Problem => What is the number of lines in these entries that include "Hudiksvalls"? Write that number and no other text.

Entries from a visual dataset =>
☆ ☆ ☆ ☆ ☆

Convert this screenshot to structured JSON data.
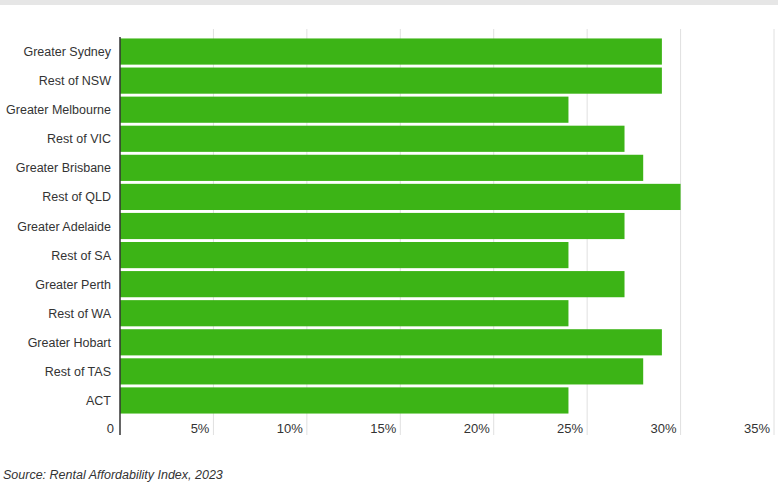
{
  "chart_data": {
    "type": "bar",
    "orientation": "horizontal",
    "categories": [
      "Greater Sydney",
      "Rest of NSW",
      "Greater Melbourne",
      "Rest of VIC",
      "Greater Brisbane",
      "Rest of QLD",
      "Greater Adelaide",
      "Rest of SA",
      "Greater Perth",
      "Rest of WA",
      "Greater Hobart",
      "Rest of TAS",
      "ACT"
    ],
    "values": [
      29,
      29,
      24,
      27,
      28,
      30,
      27,
      24,
      27,
      24,
      29,
      28,
      24
    ],
    "color": "#3cb416",
    "xlim": [
      0,
      35
    ],
    "xticks": [
      0,
      {
        "value": 5,
        "label": "5%"
      },
      {
        "value": 10,
        "label": "10%"
      },
      {
        "value": 15,
        "label": "15%"
      },
      {
        "value": 20,
        "label": "20%"
      },
      {
        "value": 25,
        "label": "25%"
      },
      {
        "value": 30,
        "label": "30%"
      },
      {
        "value": 35,
        "label": "35%"
      }
    ],
    "grid": true,
    "source": "Source: Rental Affordability Index, 2023"
  }
}
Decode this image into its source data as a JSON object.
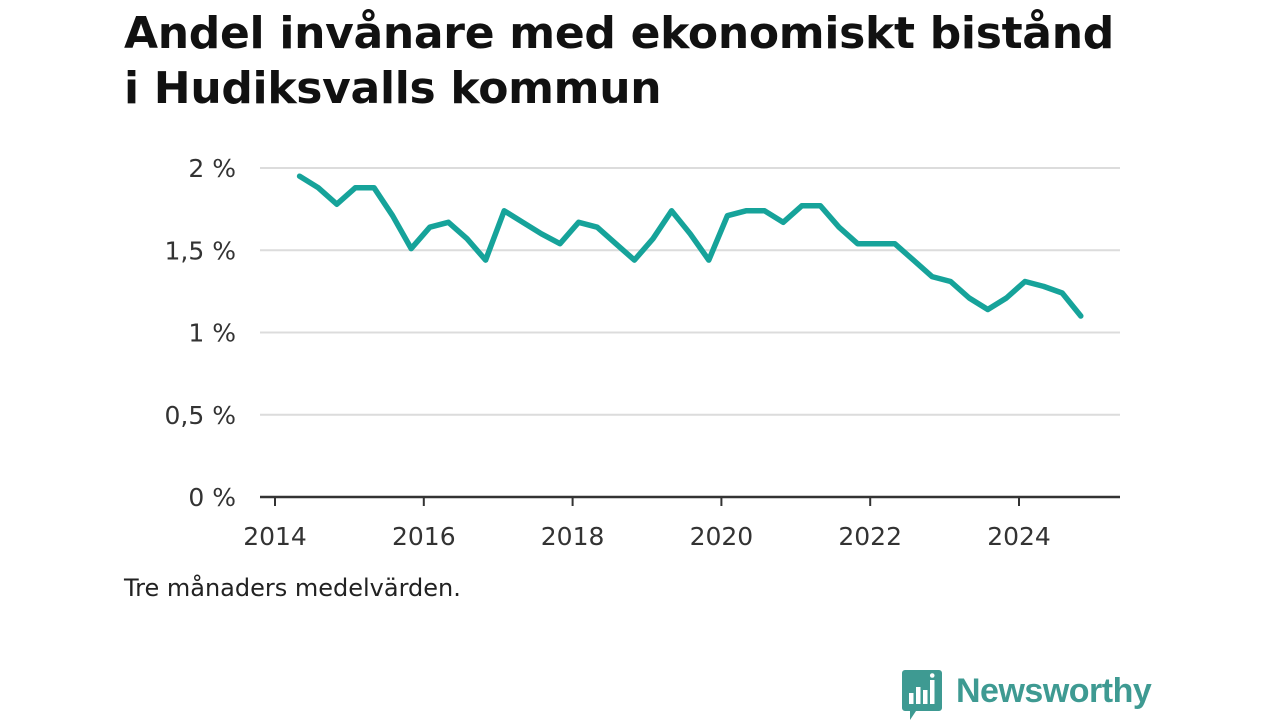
{
  "title": "Andel invånare med ekonomiskt bistånd i Hudiksvalls kommun",
  "footnote": "Tre månaders medelvärden.",
  "brand": {
    "name": "Newsworthy",
    "color": "#3e9a92"
  },
  "chart_data": {
    "type": "line",
    "title": "Andel invånare med ekonomiskt bistånd i Hudiksvalls kommun",
    "xlabel": "",
    "ylabel": "",
    "xlim": [
      2014,
      2025.5
    ],
    "ylim": [
      0,
      2
    ],
    "y_ticks": [
      0,
      0.5,
      1,
      1.5,
      2
    ],
    "y_tick_labels": [
      "0 %",
      "0,5 %",
      "1 %",
      "1,5 %",
      "2 %"
    ],
    "x_ticks": [
      2014,
      2016,
      2018,
      2020,
      2022,
      2024
    ],
    "x_tick_labels": [
      "2014",
      "2016",
      "2018",
      "2020",
      "2022",
      "2024"
    ],
    "grid": true,
    "line_color": "#16a39a",
    "series": [
      {
        "x": [
          2014.33,
          2014.58,
          2014.83,
          2015.08,
          2015.33,
          2015.58,
          2015.83,
          2016.08,
          2016.33,
          2016.58,
          2016.83,
          2017.08,
          2017.33,
          2017.58,
          2017.83,
          2018.08,
          2018.33,
          2018.58,
          2018.83,
          2019.08,
          2019.33,
          2019.58,
          2019.83,
          2020.08,
          2020.33,
          2020.58,
          2020.83,
          2021.08,
          2021.33,
          2021.58,
          2021.83,
          2022.08,
          2022.33,
          2022.58,
          2022.83,
          2023.08,
          2023.33,
          2023.58,
          2023.83,
          2024.08,
          2024.33,
          2024.58,
          2024.83
        ],
        "values": [
          1.95,
          1.88,
          1.78,
          1.88,
          1.88,
          1.71,
          1.51,
          1.64,
          1.67,
          1.57,
          1.44,
          1.74,
          1.67,
          1.6,
          1.54,
          1.67,
          1.64,
          1.54,
          1.44,
          1.57,
          1.74,
          1.6,
          1.44,
          1.71,
          1.74,
          1.74,
          1.67,
          1.77,
          1.77,
          1.64,
          1.54,
          1.54,
          1.54,
          1.44,
          1.34,
          1.31,
          1.21,
          1.14,
          1.21,
          1.31,
          1.28,
          1.24,
          1.1
        ]
      }
    ]
  }
}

☆ ☆ ☆ ☆ ☆

Response to the exercise => 2